◆ **Set task**: Pull out every line with the word "title".

**********

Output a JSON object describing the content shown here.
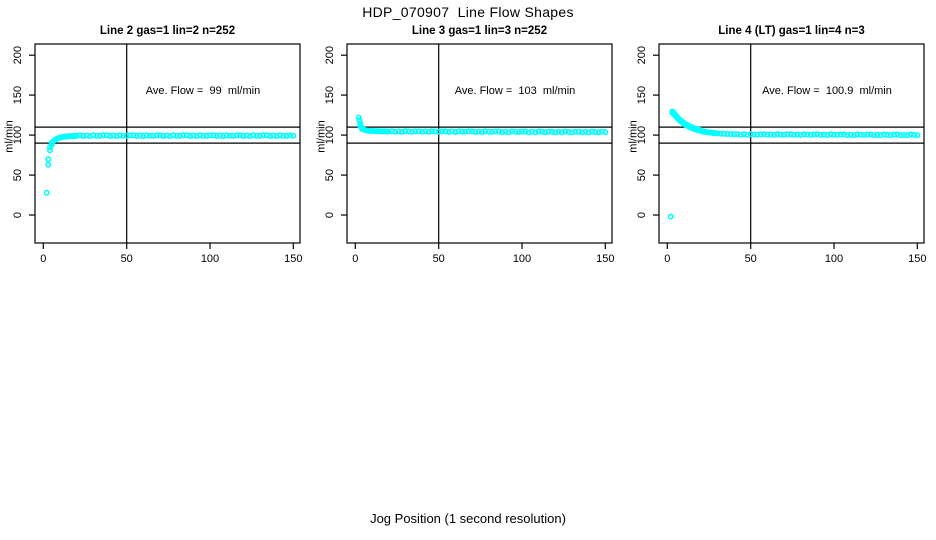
{
  "title": "HDP_070907  Line Flow Shapes",
  "xlabel": "Jog Position (1 second resolution)",
  "chart_data": {
    "type": "scatter",
    "ylabel": "ml/min",
    "xlim": [
      -5,
      154
    ],
    "ylim": [
      -35,
      214
    ],
    "x_ticks": [
      0,
      50,
      100,
      150
    ],
    "y_ticks": [
      0,
      50,
      100,
      150,
      200
    ],
    "grid": false,
    "ref_lines": {
      "horizontal": [
        90,
        110
      ],
      "vertical": [
        50
      ]
    },
    "colors": {
      "points": "#00ffff",
      "axis": "#000000",
      "background": "#ffffff"
    },
    "panels": [
      {
        "title": "Line 2 gas=1 lin=2 n=252",
        "annotation": "Ave. Flow =  99  ml/min",
        "ave_flow": 99,
        "unit": "ml/min",
        "points": [
          [
            2,
            28
          ],
          [
            3,
            63
          ],
          [
            3,
            70
          ],
          [
            4,
            81
          ],
          [
            4,
            85
          ],
          [
            5,
            88
          ],
          [
            5,
            90.5
          ],
          [
            6,
            92.5
          ],
          [
            7,
            94
          ],
          [
            8,
            95.3
          ],
          [
            9,
            96.2
          ],
          [
            10,
            96.9
          ],
          [
            11,
            97.4
          ],
          [
            12,
            97.8
          ],
          [
            13,
            98.1
          ],
          [
            14,
            98.3
          ],
          [
            15,
            98.5
          ],
          [
            16,
            98.6
          ],
          [
            17,
            98.7
          ],
          [
            18,
            98.8
          ],
          [
            19,
            98.9
          ],
          [
            20,
            99
          ],
          [
            22,
            99.8
          ],
          [
            24,
            98.9
          ],
          [
            26,
            99.5
          ],
          [
            28,
            98.7
          ],
          [
            30,
            99.9
          ],
          [
            32,
            99.3
          ],
          [
            34,
            99
          ],
          [
            36,
            99.6
          ],
          [
            38,
            99.8
          ],
          [
            40,
            98.9
          ],
          [
            42,
            99.5
          ],
          [
            44,
            98.7
          ],
          [
            46,
            99.9
          ],
          [
            48,
            99.3
          ],
          [
            50,
            99
          ],
          [
            52,
            99.6
          ],
          [
            54,
            99.8
          ],
          [
            56,
            98.9
          ],
          [
            58,
            99.5
          ],
          [
            60,
            98.7
          ],
          [
            62,
            99.9
          ],
          [
            64,
            99.3
          ],
          [
            66,
            99
          ],
          [
            68,
            99.6
          ],
          [
            70,
            99.8
          ],
          [
            72,
            98.9
          ],
          [
            74,
            99.5
          ],
          [
            76,
            98.7
          ],
          [
            78,
            99.9
          ],
          [
            80,
            99.3
          ],
          [
            82,
            99
          ],
          [
            84,
            99.6
          ],
          [
            86,
            99.8
          ],
          [
            88,
            98.9
          ],
          [
            90,
            99.5
          ],
          [
            92,
            98.7
          ],
          [
            94,
            99.9
          ],
          [
            96,
            99.3
          ],
          [
            98,
            99
          ],
          [
            100,
            99.6
          ],
          [
            102,
            99.8
          ],
          [
            104,
            98.9
          ],
          [
            106,
            99.5
          ],
          [
            108,
            98.7
          ],
          [
            110,
            99.9
          ],
          [
            112,
            99.3
          ],
          [
            114,
            99
          ],
          [
            116,
            99.6
          ],
          [
            118,
            99.8
          ],
          [
            120,
            98.9
          ],
          [
            122,
            99.5
          ],
          [
            124,
            98.7
          ],
          [
            126,
            99.9
          ],
          [
            128,
            99.3
          ],
          [
            130,
            99
          ],
          [
            132,
            99.6
          ],
          [
            134,
            99.8
          ],
          [
            136,
            98.9
          ],
          [
            138,
            99.5
          ],
          [
            140,
            98.7
          ],
          [
            142,
            99.9
          ],
          [
            144,
            99.3
          ],
          [
            146,
            99
          ],
          [
            148,
            99.6
          ],
          [
            150,
            99.2
          ]
        ]
      },
      {
        "title": "Line 3 gas=1 lin=3 n=252",
        "annotation": "Ave. Flow =  103  ml/min",
        "ave_flow": 103,
        "unit": "ml/min",
        "points": [
          [
            2,
            122
          ],
          [
            2.5,
            118.5
          ],
          [
            3,
            114.5
          ],
          [
            3,
            111.5
          ],
          [
            4,
            109.3
          ],
          [
            4,
            107.8
          ],
          [
            5,
            107
          ],
          [
            6,
            106.3
          ],
          [
            7,
            105.8
          ],
          [
            8,
            105.5
          ],
          [
            9,
            105.3
          ],
          [
            10,
            105.2
          ],
          [
            11,
            105.1
          ],
          [
            12,
            105
          ],
          [
            13,
            104.9
          ],
          [
            14,
            104.8
          ],
          [
            15,
            104.8
          ],
          [
            16,
            104.7
          ],
          [
            17,
            104.7
          ],
          [
            18,
            104.6
          ],
          [
            19,
            104.6
          ],
          [
            20,
            104.5
          ],
          [
            22,
            105
          ],
          [
            24,
            104.2
          ],
          [
            26,
            104.7
          ],
          [
            28,
            104
          ],
          [
            30,
            105
          ],
          [
            32,
            104.5
          ],
          [
            34,
            104.2
          ],
          [
            36,
            104.8
          ],
          [
            38,
            104.9
          ],
          [
            40,
            104.1
          ],
          [
            42,
            104.6
          ],
          [
            44,
            104
          ],
          [
            46,
            105
          ],
          [
            48,
            104.5
          ],
          [
            50,
            104.2
          ],
          [
            52,
            104.7
          ],
          [
            54,
            104.8
          ],
          [
            56,
            104
          ],
          [
            58,
            104.5
          ],
          [
            60,
            103.9
          ],
          [
            62,
            104.9
          ],
          [
            64,
            104.4
          ],
          [
            66,
            104.1
          ],
          [
            68,
            104.6
          ],
          [
            70,
            104.7
          ],
          [
            72,
            103.9
          ],
          [
            74,
            104.4
          ],
          [
            76,
            103.8
          ],
          [
            78,
            104.8
          ],
          [
            80,
            104.3
          ],
          [
            82,
            104
          ],
          [
            84,
            104.5
          ],
          [
            86,
            104.6
          ],
          [
            88,
            103.8
          ],
          [
            90,
            104.3
          ],
          [
            92,
            103.7
          ],
          [
            94,
            104.7
          ],
          [
            96,
            104.2
          ],
          [
            98,
            103.9
          ],
          [
            100,
            104.4
          ],
          [
            102,
            104.5
          ],
          [
            104,
            103.7
          ],
          [
            106,
            104.2
          ],
          [
            108,
            103.6
          ],
          [
            110,
            104.6
          ],
          [
            112,
            104.1
          ],
          [
            114,
            103.8
          ],
          [
            116,
            104.3
          ],
          [
            118,
            104.4
          ],
          [
            120,
            103.6
          ],
          [
            122,
            104.1
          ],
          [
            124,
            103.5
          ],
          [
            126,
            104.5
          ],
          [
            128,
            104
          ],
          [
            130,
            103.7
          ],
          [
            132,
            104.2
          ],
          [
            134,
            104.3
          ],
          [
            136,
            103.5
          ],
          [
            138,
            104
          ],
          [
            140,
            103.4
          ],
          [
            142,
            104.4
          ],
          [
            144,
            103.9
          ],
          [
            146,
            103.6
          ],
          [
            148,
            104.1
          ],
          [
            150,
            103.8
          ]
        ]
      },
      {
        "title": "Line 4 (LT) gas=1 lin=4 n=3",
        "annotation": "Ave. Flow =  100.9  ml/min",
        "ave_flow": 100.9,
        "unit": "ml/min",
        "points": [
          [
            2,
            -2
          ],
          [
            3,
            129.5
          ],
          [
            3,
            128
          ],
          [
            3.5,
            128.8
          ],
          [
            4,
            126.4
          ],
          [
            4,
            127.5
          ],
          [
            4.5,
            125.2
          ],
          [
            5,
            123.7
          ],
          [
            5,
            124.8
          ],
          [
            6,
            121.3
          ],
          [
            6,
            122.4
          ],
          [
            7,
            119.2
          ],
          [
            7,
            120.3
          ],
          [
            8,
            117.3
          ],
          [
            8,
            118.4
          ],
          [
            9,
            115.6
          ],
          [
            9,
            116.7
          ],
          [
            10,
            114.1
          ],
          [
            10,
            115.2
          ],
          [
            11,
            112.7
          ],
          [
            11,
            113.8
          ],
          [
            12,
            111.5
          ],
          [
            12,
            112.6
          ],
          [
            13,
            110.4
          ],
          [
            13,
            111.5
          ],
          [
            14,
            109.4
          ],
          [
            14,
            110.5
          ],
          [
            15,
            108.5
          ],
          [
            15,
            109.5
          ],
          [
            16,
            107.7
          ],
          [
            16,
            108.7
          ],
          [
            17,
            107
          ],
          [
            17,
            108
          ],
          [
            18,
            106.4
          ],
          [
            18,
            107.3
          ],
          [
            19,
            105.8
          ],
          [
            19,
            106.7
          ],
          [
            20,
            105.3
          ],
          [
            20,
            106.2
          ],
          [
            21,
            104.8
          ],
          [
            22,
            104.4
          ],
          [
            23,
            104
          ],
          [
            24,
            103.7
          ],
          [
            25,
            103.4
          ],
          [
            26,
            103.1
          ],
          [
            27,
            102.8
          ],
          [
            28,
            102.6
          ],
          [
            29,
            102.4
          ],
          [
            30,
            102.2
          ],
          [
            32,
            101.9
          ],
          [
            34,
            101.6
          ],
          [
            36,
            101.4
          ],
          [
            38,
            101.2
          ],
          [
            40,
            101.1
          ],
          [
            42,
            101.3
          ],
          [
            44,
            100.5
          ],
          [
            46,
            101.1
          ],
          [
            48,
            100.3
          ],
          [
            50,
            101.3
          ],
          [
            52,
            100.8
          ],
          [
            54,
            100.5
          ],
          [
            56,
            101.1
          ],
          [
            58,
            101.2
          ],
          [
            60,
            100.4
          ],
          [
            62,
            100.9
          ],
          [
            64,
            100.2
          ],
          [
            66,
            101.2
          ],
          [
            68,
            100.7
          ],
          [
            70,
            100.4
          ],
          [
            72,
            101
          ],
          [
            74,
            101.1
          ],
          [
            76,
            100.2
          ],
          [
            78,
            100.8
          ],
          [
            80,
            100.1
          ],
          [
            82,
            101.1
          ],
          [
            84,
            100.6
          ],
          [
            86,
            100.3
          ],
          [
            88,
            100.9
          ],
          [
            90,
            101
          ],
          [
            92,
            100.1
          ],
          [
            94,
            100.6
          ],
          [
            96,
            100
          ],
          [
            98,
            101
          ],
          [
            100,
            100.5
          ],
          [
            102,
            100.2
          ],
          [
            104,
            100.8
          ],
          [
            106,
            100.9
          ],
          [
            108,
            100
          ],
          [
            110,
            100.5
          ],
          [
            112,
            99.9
          ],
          [
            114,
            100.9
          ],
          [
            116,
            100.4
          ],
          [
            118,
            100.1
          ],
          [
            120,
            100.7
          ],
          [
            122,
            100.8
          ],
          [
            124,
            99.9
          ],
          [
            126,
            100.4
          ],
          [
            128,
            99.8
          ],
          [
            130,
            100.8
          ],
          [
            132,
            100.3
          ],
          [
            134,
            100
          ],
          [
            136,
            100.6
          ],
          [
            138,
            100.7
          ],
          [
            140,
            99.8
          ],
          [
            142,
            100.3
          ],
          [
            144,
            99.7
          ],
          [
            146,
            100.7
          ],
          [
            148,
            100.2
          ],
          [
            150,
            100
          ]
        ]
      }
    ]
  }
}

**********

◆ **Response**:
  "title": "HDP_070907  Line Flow Shapes",
        "title": "Line 2 gas=1 lin=2 n=252",
        "title": "Line 3 gas=1 lin=3 n=252",
        "title": "Line 4 (LT) gas=1 lin=4 n=3",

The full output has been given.